** Objective **
Copy each line of the data below with the word "title".

** BEGIN Dataset entries **

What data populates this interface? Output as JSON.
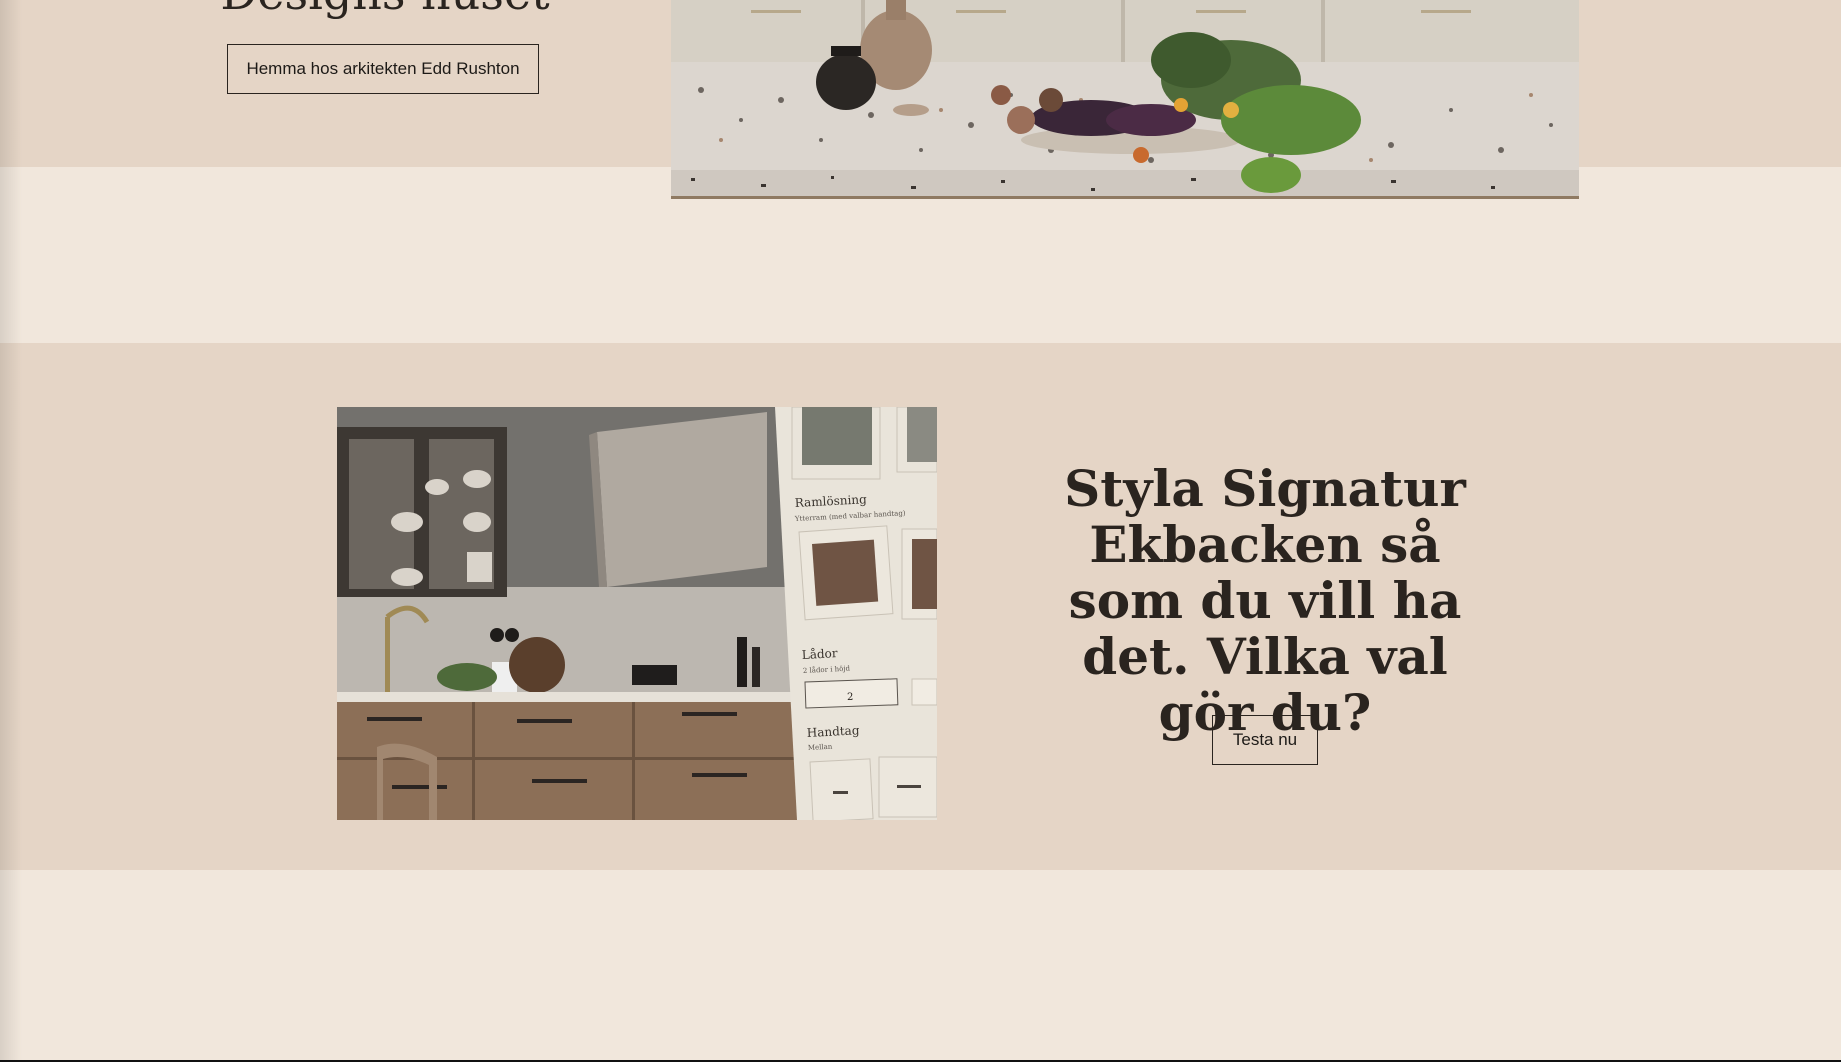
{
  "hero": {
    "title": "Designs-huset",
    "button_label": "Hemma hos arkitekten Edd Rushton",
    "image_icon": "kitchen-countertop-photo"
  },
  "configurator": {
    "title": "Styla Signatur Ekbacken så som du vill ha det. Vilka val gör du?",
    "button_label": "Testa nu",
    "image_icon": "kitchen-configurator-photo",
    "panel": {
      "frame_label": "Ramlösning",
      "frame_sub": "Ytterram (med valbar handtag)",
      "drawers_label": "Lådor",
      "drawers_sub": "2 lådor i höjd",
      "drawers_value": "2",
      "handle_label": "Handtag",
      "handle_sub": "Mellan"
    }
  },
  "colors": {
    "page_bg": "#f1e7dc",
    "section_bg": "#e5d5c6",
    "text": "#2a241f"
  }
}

** END Dataset entries **
** BEGIN Dataset entries **

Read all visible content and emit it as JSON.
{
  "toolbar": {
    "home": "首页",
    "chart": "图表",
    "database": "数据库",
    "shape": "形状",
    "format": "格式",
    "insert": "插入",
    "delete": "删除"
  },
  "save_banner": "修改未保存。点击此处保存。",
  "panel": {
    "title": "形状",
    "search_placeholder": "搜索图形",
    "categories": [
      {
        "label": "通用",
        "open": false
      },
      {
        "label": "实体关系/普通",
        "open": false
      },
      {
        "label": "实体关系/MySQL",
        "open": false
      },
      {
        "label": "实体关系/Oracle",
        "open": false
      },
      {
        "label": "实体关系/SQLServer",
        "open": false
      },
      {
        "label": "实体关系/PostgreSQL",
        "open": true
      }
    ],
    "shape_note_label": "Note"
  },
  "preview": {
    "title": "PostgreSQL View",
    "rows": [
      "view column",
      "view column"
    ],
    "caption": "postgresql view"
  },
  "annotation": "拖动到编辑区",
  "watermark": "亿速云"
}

** END Dataset entries **

** Written response **
    "title": "Designs-huset",
    "title": "Styla Signatur Ekbacken så som du vill ha det. Vilka val gör du?",
    "title": "形状",
    "title": "PostgreSQL View",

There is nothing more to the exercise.